**Extracted information:**
· · ·

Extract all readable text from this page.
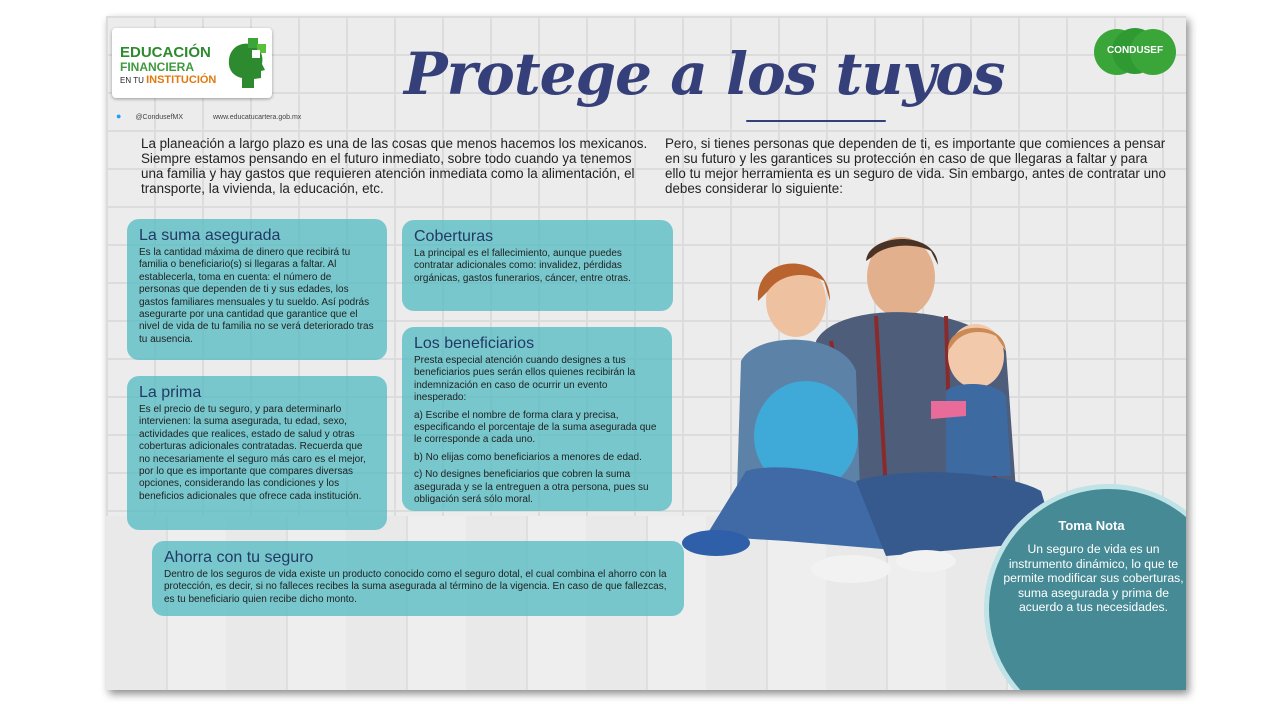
EDUCACIÓN
FINANCIERA
EN TU INSTITUCIÓN
● @CondusefMX	www.educatucartera.gob.mx
Protege a los tuyos	CONDUSEF
La planeación a largo plazo es una de las cosas que menos hacemos los mexicanos. Siempre estamos pensando en el futuro inmediato, sobre todo cuando ya tenemos una familia y hay gastos que requieren atención inmediata como la alimentación, el transporte, la vivienda, la educación, etc.
Pero, si tienes personas que dependen de ti, es importante que comiences a pensar en su futuro y les garantices su protección en caso de que llegaras a faltar y para ello tu mejor herramienta es un seguro de vida. Sin embargo, antes de contratar uno debes considerar lo siguiente:
La suma asegurada

Es la cantidad máxima de dinero que recibirá tu familia o beneficiario(s) si llegaras a faltar. Al establecerla, toma en cuenta: el número de personas que dependen de ti y sus edades, los gastos familiares mensuales y tu sueldo. Así podrás asegurarte por una cantidad que garantice que el nivel de vida de tu familia no se verá deteriorado tras tu ausencia.

Coberturas

La principal es el fallecimiento, aunque puedes contratar adicionales como: invalidez, pérdidas orgánicas, gastos funerarios, cáncer, entre otras.

La prima

Es el precio de tu seguro, y para determinarlo intervienen: la suma asegurada, tu edad, sexo, actividades que realices, estado de salud y otras coberturas adicionales contratadas. Recuerda que no necesariamente el seguro más caro es el mejor, por lo que es importante que compares diversas opciones, considerando las condiciones y los beneficios adicionales que ofrece cada institución.

Los beneficiarios

Presta especial atención cuando designes a tus beneficiarios pues serán ellos quienes recibirán la indemnización en caso de ocurrir un evento inesperado:

a) Escribe el nombre de forma clara y precisa, especificando el porcentaje de la suma asegurada que le corresponde a cada uno.

b) No elijas como beneficiarios a menores de edad.

c) No designes beneficiarios que cobren la suma asegurada y se la entreguen a otra persona, pues su obligación será sólo moral.

Ahorra con tu seguro

Dentro de los seguros de vida existe un producto conocido como el seguro dotal, el cual combina el ahorro con la protección, es decir, si no falleces recibes la suma asegurada al término de la vigencia. En caso de que fallezcas, es tu beneficiario quien recibe dicho monto.

Toma Nota
Un seguro de vida es un instrumento dinámico, lo que te permite modificar sus coberturas, suma asegurada y prima de acuerdo a tus necesidades.
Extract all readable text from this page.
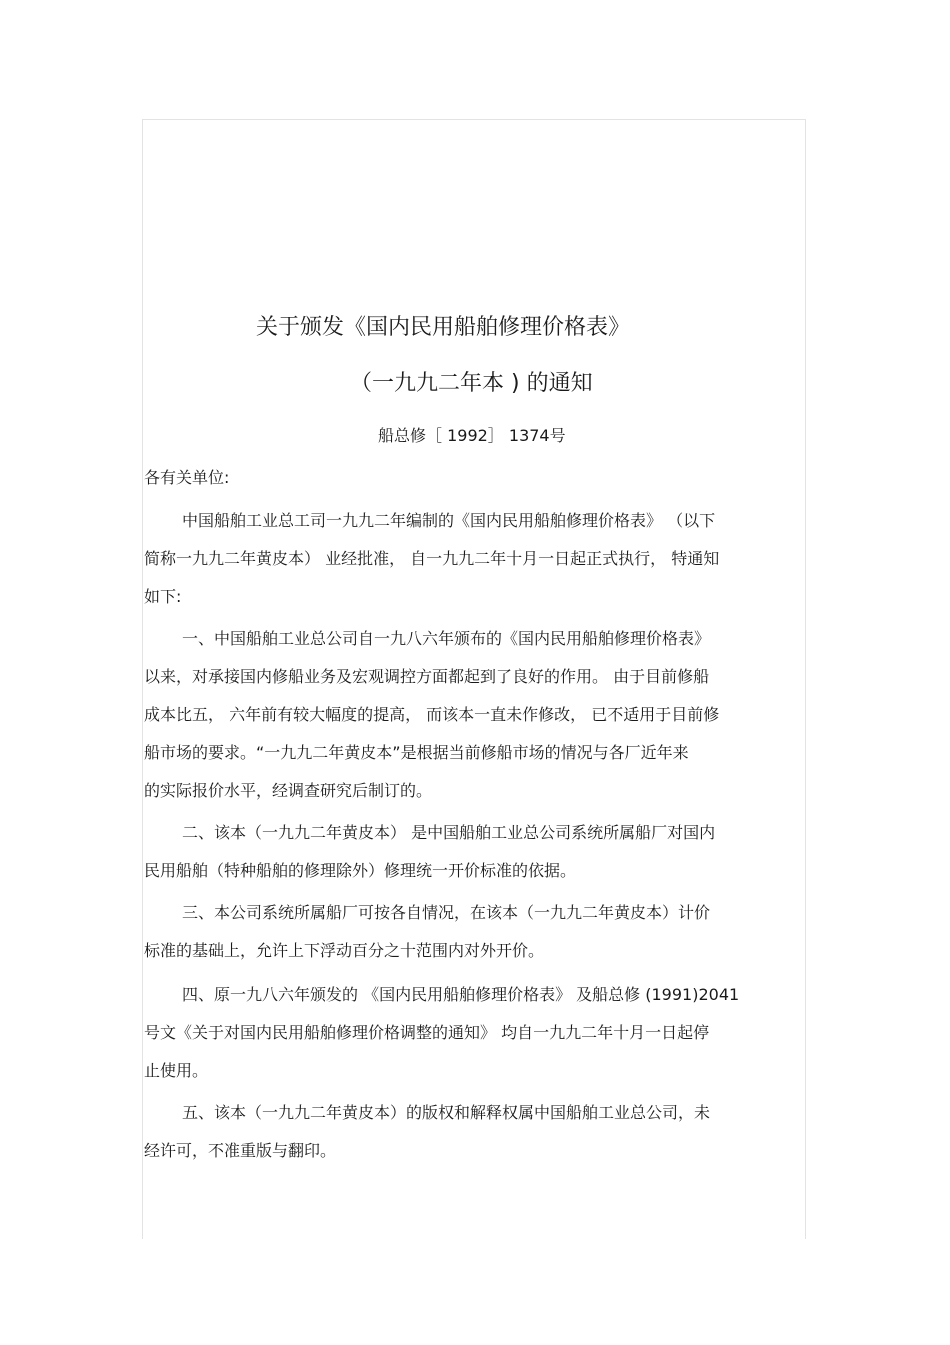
关于颁发《国内民用船舶修理价格表》
（一九九二年本 ) 的通知
船总修［ 1992］ 1374号
各有关单位:
中国船舶工业总工司一九九二年编制的《国内民用船舶修理价格表》 （以下
简称一九九二年黄皮本） 业经批准， 自一九九二年十月一日起正式执行， 特通知
如下:
一、中国船舶工业总公司自一九八六年颁布的《国内民用船舶修理价格表》
以来，对承接国内修船业务及宏观调控方面都起到了良好的作用。 由于目前修船
成本比五， 六年前有较大幅度的提高， 而该本一直未作修改， 已不适用于目前修
船市场的要求。“一九九二年黄皮本”是根据当前修船市场的情况与各厂近年来
的实际报价水平，经调查研究后制订的。
二、该本（一九九二年黄皮本） 是中国船舶工业总公司系统所属船厂对国内
民用船舶（特种船舶的修理除外）修理统一开价标准的依据。
三、本公司系统所属船厂可按各自情况，在该本（一九九二年黄皮本）计价
标准的基础上，允许上下浮动百分之十范围内对外开价。
四、原一九八六年颁发的 《国内民用船舶修理价格表》 及船总修 (1991)2041
号文《关于对国内民用船舶修理价格调整的通知》 均自一九九二年十月一日起停
止使用。
五、该本（一九九二年黄皮本）的版权和解释权属中国船舶工业总公司，未
经许可，不准重版与翻印。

· · ·

**Short task:** Show the lines of the material that contain the word "familia".

**Task output:**
La planeación a largo plazo es una de las cosas que menos hacemos los mexicanos. Siempre estamos pensando en el futuro inmediato, sobre todo cuando ya tenemos una familia y hay gastos que requieren atención inmediata como la alimentación, el transporte, la vivienda, la educación, etc.
Es la cantidad máxima de dinero que recibirá tu familia o beneficiario(s) si llegaras a faltar. Al establecerla, toma en cuenta: el número de personas que dependen de ti y sus edades, los gastos familiares mensuales y tu sueldo. Así podrás asegurarte por una cantidad que garantice que el nivel de vida de tu familia no se verá deteriorado tras tu ausencia.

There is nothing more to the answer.